__Given problem A__
Please condense the paragraph beginning "Before computing NKDE" in the extract on network-constrained KDE into one shorter sentence that keeps its main facts.
__Given problem B__
Render this sentence from the extract on network-constrained KDE in Spanish: "The points are located at center of the line based on the length of the line."

7 Visualising Geospatial Data

To visualise geospatial data, we can use plot() from base R. Alternatively, we can visualise the geospatial data with high cartographic quality and interactive manner using the tmap package.

Using Plot
Using Tmap

plot(st_geometry(network))

plot(childcare,
     add=T,
     col='red',
     pch = 19)

tmap_mode('view')

tm_shape(childcare) + 
  tm_dots(col = 'red') + 
  tm_shape(network) +
  tm_lines()

8 Network Constrained KDE (NKDE) Analysis using spNetwork

In this section, we will perform NKDE analysis by using appropriate functions provided in spNetwork package.

8.1 Preparing the Lixels Objects

Before computing NKDE, the SpatialLines object need to be cut into lixels with a specified minimal distance. This task can be performed by using with lixelize_lines() of spNetwork as shown in the code block below.

lixels <- lixelize_lines(lines=network, 
                         lx_length=700, 
                         mindist = 375)

Note

Arguments

lines: The sf object with linestring geometry type to modify
lx_length: The length of a lixel
mindist: The minimum length of a lixel. After cut, if the length of the final lixel is shorter than the minimum distance, then it is added to the previous lixel. if NULL, then mindist = maxdist/10. Note that the segments that are already shorter than the minimum distance are not modified

There is another function called lixelize_lines.mc() which provide multicore support.

8.2 Generating Line Centre Points

Next, we will use lines_center() of spNetwork to generate a SpatialPointsDataFrame (i.e. samples) with line centre points.

samples <- lines_center(lixels)

The points are located at center of the line based on the length of the line.

__Collected data__
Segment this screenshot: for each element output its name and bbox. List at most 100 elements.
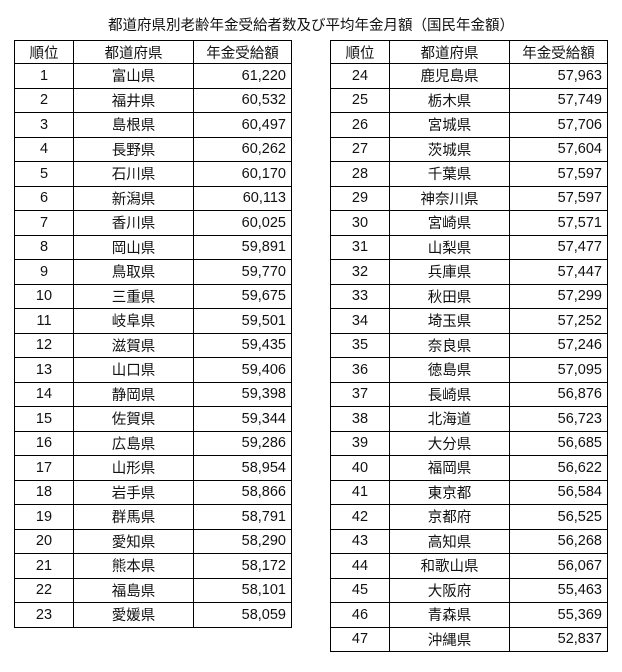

__Complete response A__
Before NKDE is computed, spNetwork's lixelize_lines() cuts the SpatialLines object into lixels with a specified minimal distance.

__Complete response B__
Los puntos se ubican en el centro de la línea según la longitud de la línea.